[Annotated element entries]
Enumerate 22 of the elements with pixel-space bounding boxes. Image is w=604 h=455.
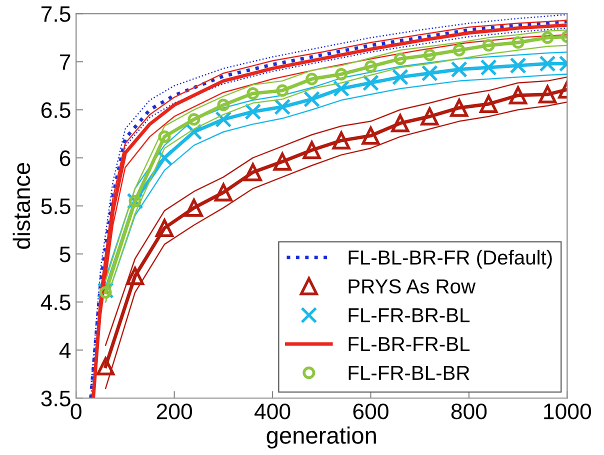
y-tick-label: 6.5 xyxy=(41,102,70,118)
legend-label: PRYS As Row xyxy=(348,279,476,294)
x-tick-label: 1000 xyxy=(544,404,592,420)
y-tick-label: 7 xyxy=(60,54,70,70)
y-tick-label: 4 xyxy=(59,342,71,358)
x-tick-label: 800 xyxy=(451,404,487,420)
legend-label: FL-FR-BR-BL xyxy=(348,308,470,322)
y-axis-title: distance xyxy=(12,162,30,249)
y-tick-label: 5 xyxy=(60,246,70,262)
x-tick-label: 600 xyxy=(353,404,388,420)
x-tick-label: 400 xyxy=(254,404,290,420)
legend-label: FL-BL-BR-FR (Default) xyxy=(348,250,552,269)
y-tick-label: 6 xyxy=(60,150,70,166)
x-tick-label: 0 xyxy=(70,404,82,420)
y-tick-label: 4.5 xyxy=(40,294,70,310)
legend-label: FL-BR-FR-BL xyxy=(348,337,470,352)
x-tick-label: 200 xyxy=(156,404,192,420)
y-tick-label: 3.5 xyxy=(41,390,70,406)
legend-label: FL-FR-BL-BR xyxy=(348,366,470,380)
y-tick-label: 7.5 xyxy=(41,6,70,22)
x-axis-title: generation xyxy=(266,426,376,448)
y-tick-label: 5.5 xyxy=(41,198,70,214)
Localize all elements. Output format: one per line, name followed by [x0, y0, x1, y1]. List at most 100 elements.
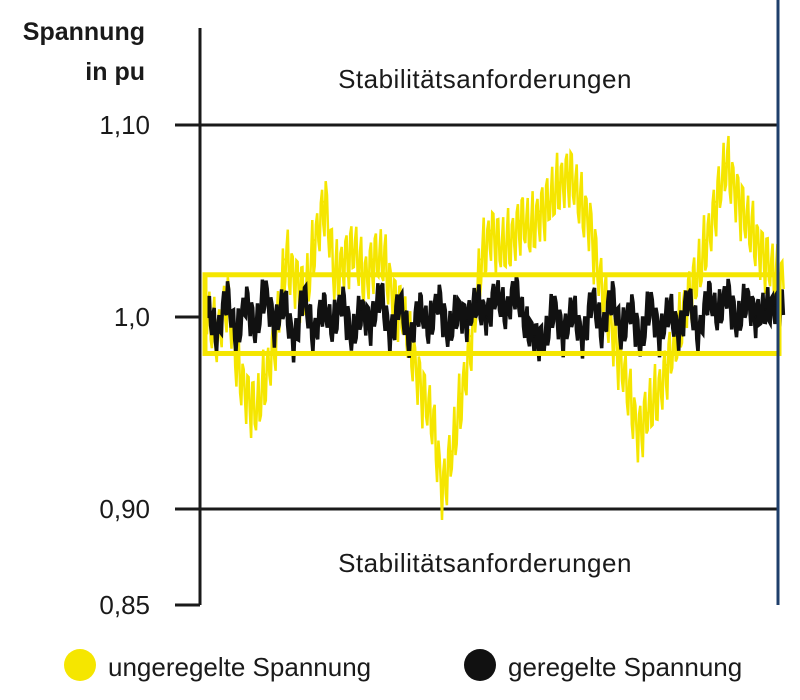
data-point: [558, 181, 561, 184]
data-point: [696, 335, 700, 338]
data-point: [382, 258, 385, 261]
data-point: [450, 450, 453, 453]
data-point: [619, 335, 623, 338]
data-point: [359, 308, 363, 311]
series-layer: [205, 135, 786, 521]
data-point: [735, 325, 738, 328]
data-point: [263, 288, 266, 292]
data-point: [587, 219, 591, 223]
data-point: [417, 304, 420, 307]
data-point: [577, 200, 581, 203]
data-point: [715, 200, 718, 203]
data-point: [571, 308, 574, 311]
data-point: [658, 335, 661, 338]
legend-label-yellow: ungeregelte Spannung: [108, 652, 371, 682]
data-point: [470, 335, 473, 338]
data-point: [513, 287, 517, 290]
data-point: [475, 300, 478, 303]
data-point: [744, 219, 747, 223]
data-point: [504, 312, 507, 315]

Problem to work on »
Switch every occurrence of "data-point" to "marker" across all of the items above, and reproduce them otherwise unchanged, leaving out the pictures.

Answer to the task »
Enumerate 22 of the elements with pixel-space bounding boxes. Image is w=604 h=455.
y-tick-label: 6.5 xyxy=(41,102,70,118)
legend-label: PRYS As Row xyxy=(348,279,476,294)
x-tick-label: 1000 xyxy=(544,404,592,420)
y-tick-label: 7 xyxy=(60,54,70,70)
y-tick-label: 4 xyxy=(59,342,71,358)
x-tick-label: 800 xyxy=(451,404,487,420)
legend-label: FL-FR-BR-BL xyxy=(348,308,470,322)
y-axis-title: distance xyxy=(12,162,30,249)
y-tick-label: 5 xyxy=(60,246,70,262)
x-tick-label: 600 xyxy=(353,404,388,420)
x-tick-label: 400 xyxy=(254,404,290,420)
legend-label: FL-BL-BR-FR (Default) xyxy=(348,250,552,269)
y-tick-label: 6 xyxy=(60,150,70,166)
x-tick-label: 0 xyxy=(70,404,82,420)
y-tick-label: 4.5 xyxy=(40,294,70,310)
legend-label: FL-BR-FR-BL xyxy=(348,337,470,352)
x-tick-label: 200 xyxy=(156,404,192,420)
y-tick-label: 3.5 xyxy=(41,390,70,406)
legend-label: FL-FR-BL-BR xyxy=(348,366,470,380)
y-tick-label: 7.5 xyxy=(41,6,70,22)
x-axis-title: generation xyxy=(266,426,376,448)
y-tick-label: 5.5 xyxy=(41,198,70,214)
Localize all elements. Output format: one per line, name followed by [x0, y0, x1, y1]. List at most 100 elements.
marker: [558, 181, 561, 184]
marker: [696, 335, 700, 338]
marker: [382, 258, 385, 261]
marker: [450, 450, 453, 453]
marker: [619, 335, 623, 338]
marker: [359, 308, 363, 311]
series-layer: [205, 135, 786, 521]
marker: [735, 325, 738, 328]
marker: [263, 288, 266, 292]
marker: [587, 219, 591, 223]
marker: [417, 304, 420, 307]
marker: [577, 200, 581, 203]
marker: [715, 200, 718, 203]
marker: [571, 308, 574, 311]
marker: [658, 335, 661, 338]
legend-label-yellow: ungeregelte Spannung: [108, 652, 371, 682]
marker: [470, 335, 473, 338]
marker: [513, 287, 517, 290]
marker: [475, 300, 478, 303]
marker: [744, 219, 747, 223]
marker: [504, 312, 507, 315]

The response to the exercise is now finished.